> **What needs to be done**
Extract the full set of records, then give each one again exactly.

Collection entries
»»

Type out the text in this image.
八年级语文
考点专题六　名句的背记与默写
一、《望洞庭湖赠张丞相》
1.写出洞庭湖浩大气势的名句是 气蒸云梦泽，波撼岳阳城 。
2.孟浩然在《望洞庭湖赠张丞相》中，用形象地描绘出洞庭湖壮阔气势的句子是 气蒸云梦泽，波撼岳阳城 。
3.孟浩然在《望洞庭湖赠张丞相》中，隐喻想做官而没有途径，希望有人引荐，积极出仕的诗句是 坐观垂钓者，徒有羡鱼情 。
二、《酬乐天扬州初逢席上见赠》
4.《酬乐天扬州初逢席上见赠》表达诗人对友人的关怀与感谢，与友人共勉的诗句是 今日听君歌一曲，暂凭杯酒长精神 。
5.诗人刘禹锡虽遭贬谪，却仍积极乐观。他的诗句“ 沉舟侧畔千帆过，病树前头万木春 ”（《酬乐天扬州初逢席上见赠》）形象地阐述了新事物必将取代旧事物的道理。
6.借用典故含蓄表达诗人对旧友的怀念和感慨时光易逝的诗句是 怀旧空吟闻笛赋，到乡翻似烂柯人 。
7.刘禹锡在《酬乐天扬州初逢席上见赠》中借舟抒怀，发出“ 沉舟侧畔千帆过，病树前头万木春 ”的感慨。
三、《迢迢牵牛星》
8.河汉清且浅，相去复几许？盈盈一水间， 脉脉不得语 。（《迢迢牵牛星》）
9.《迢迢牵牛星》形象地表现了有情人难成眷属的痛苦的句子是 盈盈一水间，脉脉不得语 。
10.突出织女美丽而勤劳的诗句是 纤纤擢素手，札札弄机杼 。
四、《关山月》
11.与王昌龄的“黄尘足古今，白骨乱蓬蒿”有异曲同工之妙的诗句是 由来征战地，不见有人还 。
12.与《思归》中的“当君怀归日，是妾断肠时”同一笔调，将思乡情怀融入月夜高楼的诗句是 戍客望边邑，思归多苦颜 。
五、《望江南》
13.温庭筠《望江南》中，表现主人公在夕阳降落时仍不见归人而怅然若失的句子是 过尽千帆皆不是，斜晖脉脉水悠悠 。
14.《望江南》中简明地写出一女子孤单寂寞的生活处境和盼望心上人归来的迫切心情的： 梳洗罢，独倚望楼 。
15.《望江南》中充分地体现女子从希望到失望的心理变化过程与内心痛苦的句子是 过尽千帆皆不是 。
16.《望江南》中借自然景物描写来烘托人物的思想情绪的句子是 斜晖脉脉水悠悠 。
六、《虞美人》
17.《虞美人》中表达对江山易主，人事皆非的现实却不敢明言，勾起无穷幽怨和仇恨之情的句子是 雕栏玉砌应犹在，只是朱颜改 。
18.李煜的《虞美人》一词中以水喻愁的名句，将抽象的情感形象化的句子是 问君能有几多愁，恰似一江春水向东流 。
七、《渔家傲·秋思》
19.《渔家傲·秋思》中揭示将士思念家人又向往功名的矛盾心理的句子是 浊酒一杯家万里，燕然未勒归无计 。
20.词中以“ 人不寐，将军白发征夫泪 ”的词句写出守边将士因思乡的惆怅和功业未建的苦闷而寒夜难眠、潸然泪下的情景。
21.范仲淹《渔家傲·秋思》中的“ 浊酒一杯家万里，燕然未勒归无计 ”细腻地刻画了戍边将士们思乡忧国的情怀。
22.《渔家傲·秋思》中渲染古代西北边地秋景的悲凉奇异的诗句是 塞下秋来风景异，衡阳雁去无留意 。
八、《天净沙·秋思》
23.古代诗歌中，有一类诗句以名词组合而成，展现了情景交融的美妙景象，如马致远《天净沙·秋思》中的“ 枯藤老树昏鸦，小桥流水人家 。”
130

««

> **Output of the task**
Type out the text in this image.
八年级语文
考点专题六　名句的背记与默写
一、《望洞庭湖赠张丞相》
1.写出洞庭湖浩大气势的名句是 气蒸云梦泽，波撼岳阳城 。
2.孟浩然在《望洞庭湖赠张丞相》中，用形象地描绘出洞庭湖壮阔气势的句子是 气蒸云梦泽，波撼岳阳城 。
3.孟浩然在《望洞庭湖赠张丞相》中，隐喻想做官而没有途径，希望有人引荐，积极出仕的诗句是 坐观垂钓者，徒有羡鱼情 。
二、《酬乐天扬州初逢席上见赠》
4.《酬乐天扬州初逢席上见赠》表达诗人对友人的关怀与感谢，与友人共勉的诗句是 今日听君歌一曲，暂凭杯酒长精神 。
5.诗人刘禹锡虽遭贬谪，却仍积极乐观。他的诗句“ 沉舟侧畔千帆过，病树前头万木春 ”（《酬乐天扬州初逢席上见赠》）形象地阐述了新事物必将取代旧事物的道理。
6.借用典故含蓄表达诗人对旧友的怀念和感慨时光易逝的诗句是 怀旧空吟闻笛赋，到乡翻似烂柯人 。
7.刘禹锡在《酬乐天扬州初逢席上见赠》中借舟抒怀，发出“ 沉舟侧畔千帆过，病树前头万木春 ”的感慨。
三、《迢迢牵牛星》
8.河汉清且浅，相去复几许？盈盈一水间， 脉脉不得语 。（《迢迢牵牛星》）
9.《迢迢牵牛星》形象地表现了有情人难成眷属的痛苦的句子是 盈盈一水间，脉脉不得语 。
10.突出织女美丽而勤劳的诗句是 纤纤擢素手，札札弄机杼 。
四、《关山月》
11.与王昌龄的“黄尘足古今，白骨乱蓬蒿”有异曲同工之妙的诗句是 由来征战地，不见有人还 。
12.与《思归》中的“当君怀归日，是妾断肠时”同一笔调，将思乡情怀融入月夜高楼的诗句是 戍客望边邑，思归多苦颜 。
五、《望江南》
13.温庭筠《望江南》中，表现主人公在夕阳降落时仍不见归人而怅然若失的句子是 过尽千帆皆不是，斜晖脉脉水悠悠 。
14.《望江南》中简明地写出一女子孤单寂寞的生活处境和盼望心上人归来的迫切心情的： 梳洗罢，独倚望楼 。
15.《望江南》中充分地体现女子从希望到失望的心理变化过程与内心痛苦的句子是 过尽千帆皆不是 。
16.《望江南》中借自然景物描写来烘托人物的思想情绪的句子是 斜晖脉脉水悠悠 。
六、《虞美人》
17.《虞美人》中表达对江山易主，人事皆非的现实却不敢明言，勾起无穷幽怨和仇恨之情的句子是 雕栏玉砌应犹在，只是朱颜改 。
18.李煜的《虞美人》一词中以水喻愁的名句，将抽象的情感形象化的句子是 问君能有几多愁，恰似一江春水向东流 。
七、《渔家傲·秋思》
19.《渔家傲·秋思》中揭示将士思念家人又向往功名的矛盾心理的句子是 浊酒一杯家万里，燕然未勒归无计 。
20.词中以“ 人不寐，将军白发征夫泪 ”的词句写出守边将士因思乡的惆怅和功业未建的苦闷而寒夜难眠、潸然泪下的情景。
21.范仲淹《渔家傲·秋思》中的“ 浊酒一杯家万里，燕然未勒归无计 ”细腻地刻画了戍边将士们思乡忧国的情怀。
22.《渔家傲·秋思》中渲染古代西北边地秋景的悲凉奇异的诗句是 塞下秋来风景异，衡阳雁去无留意 。
八、《天净沙·秋思》
23.古代诗歌中，有一类诗句以名词组合而成，展现了情景交融的美妙景象，如马致远《天净沙·秋思》中的“ 枯藤老树昏鸦，小桥流水人家 。”
130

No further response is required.